** Start of Dataset **

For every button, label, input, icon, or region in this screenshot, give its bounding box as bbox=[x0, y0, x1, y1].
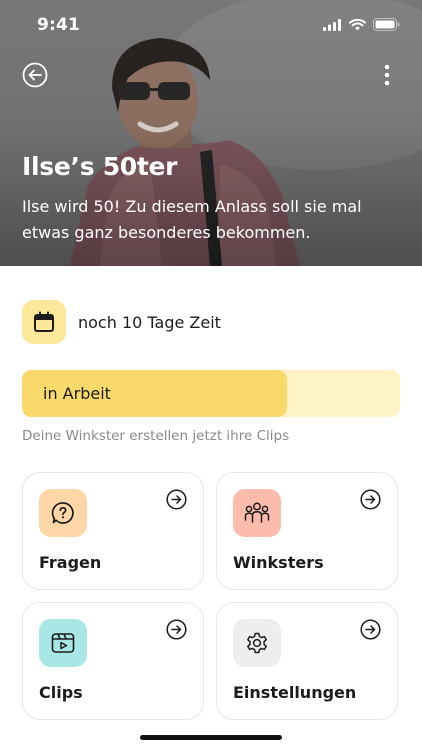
back-button[interactable] bbox=[22, 62, 48, 88]
progress-label: in Arbeit bbox=[43, 384, 111, 403]
arrow-right-icon bbox=[360, 489, 381, 510]
wifi-icon bbox=[349, 18, 366, 30]
card-icon-tile bbox=[233, 619, 281, 667]
battery-icon bbox=[373, 18, 400, 31]
status-bar: 9:41 bbox=[0, 0, 422, 52]
deadline-text: noch 10 Tage Zeit bbox=[78, 312, 221, 332]
video-clip-icon bbox=[51, 633, 75, 653]
home-indicator[interactable] bbox=[140, 735, 282, 740]
card-label: Fragen bbox=[39, 553, 102, 572]
card-label: Winksters bbox=[233, 553, 324, 572]
progress-hint: Deine Winkster erstellen jetzt ihre Clip… bbox=[22, 428, 290, 444]
card-einstellungen[interactable]: Einstellungen bbox=[216, 602, 398, 720]
status-icons bbox=[323, 18, 400, 31]
card-clips[interactable]: Clips bbox=[22, 602, 204, 720]
arrow-right-icon bbox=[360, 619, 381, 640]
event-title: Ilse’s 50ter bbox=[22, 152, 178, 181]
cellular-signal-icon bbox=[323, 18, 341, 31]
card-fragen[interactable]: Fragen bbox=[22, 472, 204, 590]
gear-icon bbox=[247, 632, 267, 654]
question-bubble-icon bbox=[51, 502, 74, 524]
deadline-row: noch 10 Tage Zeit bbox=[22, 300, 402, 344]
card-label: Einstellungen bbox=[233, 683, 357, 702]
more-options-icon[interactable] bbox=[376, 62, 398, 88]
arrow-right-icon bbox=[166, 619, 187, 640]
card-label: Clips bbox=[39, 683, 83, 702]
calendar-icon bbox=[34, 311, 54, 332]
card-winksters[interactable]: Winksters bbox=[216, 472, 398, 590]
status-time: 9:41 bbox=[37, 15, 81, 35]
event-description: Ilse wird 50! Zu diesem Anlass soll sie … bbox=[22, 197, 362, 242]
card-icon-tile bbox=[39, 489, 87, 537]
card-icon-tile bbox=[233, 489, 281, 537]
people-group-icon bbox=[244, 502, 270, 523]
card-icon-tile bbox=[39, 619, 87, 667]
hero-header: 9:41 Ilse’s 50ter Ilse wird 50! Zu diese… bbox=[0, 0, 422, 266]
calendar-tile bbox=[22, 300, 66, 344]
progress-bar: in Arbeit bbox=[22, 370, 400, 417]
arrow-right-icon bbox=[166, 489, 187, 510]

** End of Dataset **

Reproduce the entries verbatim, starting with the line containing "back-button[interactable] bbox=[22, 62, 48, 88]" and going on through the line containing "gear-icon bbox=[247, 632, 267, 654]".

back-button[interactable] bbox=[22, 62, 48, 88]
progress-label: in Arbeit bbox=[43, 384, 111, 403]
arrow-right-icon bbox=[360, 489, 381, 510]
wifi-icon bbox=[349, 18, 366, 30]
card-icon-tile bbox=[233, 619, 281, 667]
battery-icon bbox=[373, 18, 400, 31]
status-bar: 9:41 bbox=[0, 0, 422, 52]
deadline-text: noch 10 Tage Zeit bbox=[78, 312, 221, 332]
video-clip-icon bbox=[51, 633, 75, 653]
home-indicator[interactable] bbox=[140, 735, 282, 740]
card-label: Fragen bbox=[39, 553, 102, 572]
card-label: Winksters bbox=[233, 553, 324, 572]
progress-hint: Deine Winkster erstellen jetzt ihre Clip… bbox=[22, 428, 290, 444]
card-einstellungen[interactable]: Einstellungen bbox=[216, 602, 398, 720]
status-icons bbox=[323, 18, 400, 31]
card-clips[interactable]: Clips bbox=[22, 602, 204, 720]
arrow-right-icon bbox=[360, 619, 381, 640]
event-title: Ilse’s 50ter bbox=[22, 152, 178, 181]
cellular-signal-icon bbox=[323, 18, 341, 31]
card-fragen[interactable]: Fragen bbox=[22, 472, 204, 590]
gear-icon bbox=[247, 632, 267, 654]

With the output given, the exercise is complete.